Task statement:
Copy the records below line for line, leaving out the pictures.

Extracted data:
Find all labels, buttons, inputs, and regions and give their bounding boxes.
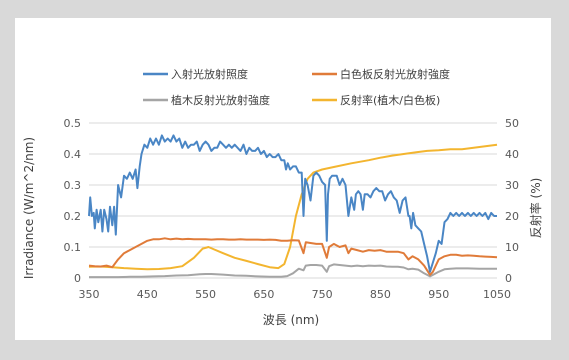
- y-left-tick-2: 0.2: [64, 210, 82, 223]
- x-tick-6: 950: [428, 288, 449, 301]
- x-tick-3: 650: [253, 288, 274, 301]
- x-tick-0: 350: [79, 288, 100, 301]
- y-left-tick-4: 0.4: [64, 148, 82, 161]
- legend-label-white-board: 白色板反射光放射強度: [340, 67, 450, 81]
- y-right-tick-5: 50: [505, 117, 519, 130]
- x-tick-1: 450: [137, 288, 158, 301]
- y-left-tick-0: 0: [74, 272, 81, 285]
- x-tick-5: 850: [370, 288, 391, 301]
- y-right-tick-labels: 0 10 20 30 40 50: [505, 117, 519, 285]
- series-line-irradiance: [88, 134, 497, 273]
- legend-label-reflectance: 反射率(植木/白色板): [340, 93, 440, 107]
- x-tick-4: 750: [312, 288, 333, 301]
- y-right-tick-2: 20: [505, 210, 519, 223]
- legend-item-plant: 植木反射光放射強度: [143, 93, 270, 107]
- series-lines: [88, 134, 498, 279]
- y-left-tick-1: 0.1: [64, 241, 82, 254]
- y-right-tick-1: 10: [505, 241, 519, 254]
- chart-svg: 入射光放射照度 白色板反射光放射強度 植木反射光放射強度 反射率(植木/白色板)…: [22, 67, 543, 327]
- legend-item-white-board: 白色板反射光放射強度: [312, 67, 450, 81]
- legend-item-reflectance: 反射率(植木/白色板): [312, 93, 440, 107]
- y-right-tick-3: 30: [505, 179, 519, 192]
- legend-label-plant: 植木反射光放射強度: [171, 93, 270, 107]
- x-axis-label: 波長 (nm): [263, 313, 319, 327]
- y-left-tick-3: 0.3: [64, 179, 82, 192]
- y-axis-left-label: Irradiance (W/m^2/nm): [22, 137, 36, 279]
- x-tick-labels: 350 450 550 650 750 850 950 1050: [79, 288, 512, 301]
- series-line-white-board: [88, 237, 498, 276]
- y-left-tick-5: 0.5: [64, 117, 82, 130]
- legend-item-irradiance: 入射光放射照度: [143, 67, 248, 81]
- y-right-tick-0: 0: [505, 272, 512, 285]
- x-tick-2: 550: [195, 288, 216, 301]
- y-left-tick-labels: 0 0.1 0.2 0.3 0.4 0.5: [64, 117, 82, 285]
- y-right-tick-4: 40: [505, 148, 519, 161]
- chart-legend: 入射光放射照度 白色板反射光放射強度 植木反射光放射強度 反射率(植木/白色板): [143, 67, 450, 107]
- chart-frame: 入射光放射照度 白色板反射光放射強度 植木反射光放射強度 反射率(植木/白色板)…: [15, 18, 551, 340]
- series-line-reflectance: [88, 143, 498, 271]
- series-line-plant: [89, 263, 497, 279]
- legend-label-irradiance: 入射光放射照度: [171, 67, 248, 81]
- grid-lines: [89, 122, 497, 279]
- y-axis-right-label: 反射率 (%): [528, 178, 543, 239]
- x-tick-7: 1050: [483, 288, 511, 301]
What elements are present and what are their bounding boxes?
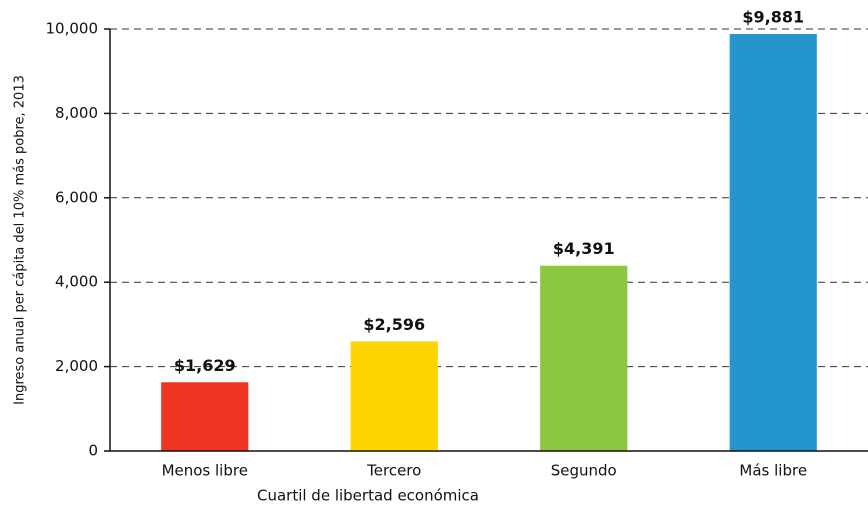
x-tick-label: Tercero: [366, 462, 421, 480]
bar: [161, 382, 249, 451]
value-label: $4,391: [553, 239, 615, 258]
x-axis-label: Cuartil de libertad económica: [257, 487, 479, 505]
y-tick-label: 10,000: [46, 20, 99, 38]
bar: [350, 341, 438, 451]
y-tick-label: 0: [88, 442, 98, 460]
value-label: $1,629: [174, 356, 236, 375]
x-tick-label: Segundo: [551, 462, 617, 480]
x-tick-label: Más libre: [739, 462, 807, 480]
y-tick-label: 6,000: [55, 188, 98, 206]
x-tick-label: Menos libre: [162, 462, 248, 480]
value-label: $9,881: [742, 8, 804, 27]
y-tick-label: 4,000: [55, 273, 98, 291]
bar: [540, 265, 628, 451]
y-tick-label: 2,000: [55, 357, 98, 375]
y-axis-label: Ingreso anual per cápita del 10% más pob…: [13, 75, 28, 405]
value-label: $2,596: [363, 315, 425, 334]
y-tick-label: 8,000: [55, 104, 98, 122]
bar: [729, 34, 817, 452]
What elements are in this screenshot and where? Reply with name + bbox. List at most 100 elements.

Finished exercise:
Find all labels, buttons, inputs, and regions and give their bounding boxes.
- y-left-tick-2: 0.2: [64, 210, 82, 223]
- x-tick-6: 950: [428, 288, 449, 301]
- x-tick-3: 650: [253, 288, 274, 301]
- x-tick-0: 350: [79, 288, 100, 301]
- y-left-tick-4: 0.4: [64, 148, 82, 161]
- legend-label-white-board: 白色板反射光放射強度: [340, 67, 450, 81]
- y-right-tick-5: 50: [505, 117, 519, 130]
- x-tick-1: 450: [137, 288, 158, 301]
- y-left-tick-0: 0: [74, 272, 81, 285]
- x-tick-5: 850: [370, 288, 391, 301]
- y-right-tick-labels: 0 10 20 30 40 50: [505, 117, 519, 285]
- series-line-irradiance: [88, 134, 497, 273]
- legend-label-reflectance: 反射率(植木/白色板): [340, 93, 440, 107]
- x-tick-4: 750: [312, 288, 333, 301]
- y-right-tick-2: 20: [505, 210, 519, 223]
- legend-item-plant: 植木反射光放射強度: [143, 93, 270, 107]
- series-lines: [88, 134, 498, 279]
- y-left-tick-1: 0.1: [64, 241, 82, 254]
- y-right-tick-1: 10: [505, 241, 519, 254]
- chart-svg: 入射光放射照度 白色板反射光放射強度 植木反射光放射強度 反射率(植木/白色板)…: [22, 67, 543, 327]
- legend-item-white-board: 白色板反射光放射強度: [312, 67, 450, 81]
- legend-item-reflectance: 反射率(植木/白色板): [312, 93, 440, 107]
- y-right-tick-3: 30: [505, 179, 519, 192]
- legend-label-plant: 植木反射光放射強度: [171, 93, 270, 107]
- x-axis-label: 波長 (nm): [263, 313, 319, 327]
- y-left-tick-3: 0.3: [64, 179, 82, 192]
- y-axis-left-label: Irradiance (W/m^2/nm): [22, 137, 36, 279]
- x-tick-labels: 350 450 550 650 750 850 950 1050: [79, 288, 512, 301]
- series-line-white-board: [88, 237, 498, 276]
- y-left-tick-5: 0.5: [64, 117, 82, 130]
- legend-item-irradiance: 入射光放射照度: [143, 67, 248, 81]
- y-right-tick-0: 0: [505, 272, 512, 285]
- x-tick-2: 550: [195, 288, 216, 301]
- y-left-tick-labels: 0 0.1 0.2 0.3 0.4 0.5: [64, 117, 82, 285]
- y-right-tick-4: 40: [505, 148, 519, 161]
- chart-legend: 入射光放射照度 白色板反射光放射強度 植木反射光放射強度 反射率(植木/白色板): [143, 67, 450, 107]
- chart-frame: 入射光放射照度 白色板反射光放射強度 植木反射光放射強度 反射率(植木/白色板)…: [15, 18, 551, 340]
- series-line-reflectance: [88, 143, 498, 271]
- series-line-plant: [89, 263, 497, 279]
- legend-label-irradiance: 入射光放射照度: [171, 67, 248, 81]
- grid-lines: [89, 122, 497, 279]
- y-axis-right-label: 反射率 (%): [528, 178, 543, 239]
- x-tick-7: 1050: [483, 288, 511, 301]
What elements are present and what are their bounding boxes?
x-tick-label: Tercero: [366, 462, 421, 480]
bar: [161, 382, 249, 451]
value-label: $4,391: [553, 239, 615, 258]
x-axis-label: Cuartil de libertad económica: [257, 487, 479, 505]
y-tick-label: 10,000: [46, 20, 99, 38]
bar: [350, 341, 438, 451]
y-tick-label: 0: [88, 442, 98, 460]
value-label: $1,629: [174, 356, 236, 375]
x-tick-label: Segundo: [551, 462, 617, 480]
x-tick-label: Más libre: [739, 462, 807, 480]
y-tick-label: 6,000: [55, 188, 98, 206]
x-tick-label: Menos libre: [162, 462, 248, 480]
value-label: $9,881: [742, 8, 804, 27]
y-tick-label: 4,000: [55, 273, 98, 291]
bar: [540, 265, 628, 451]
y-tick-label: 2,000: [55, 357, 98, 375]
y-axis-label: Ingreso anual per cápita del 10% más pob…: [13, 75, 28, 405]
value-label: $2,596: [363, 315, 425, 334]
y-tick-label: 8,000: [55, 104, 98, 122]
bar: [729, 34, 817, 452]
What elements are in this screenshot and where? Reply with name + bbox. List at most 100 elements.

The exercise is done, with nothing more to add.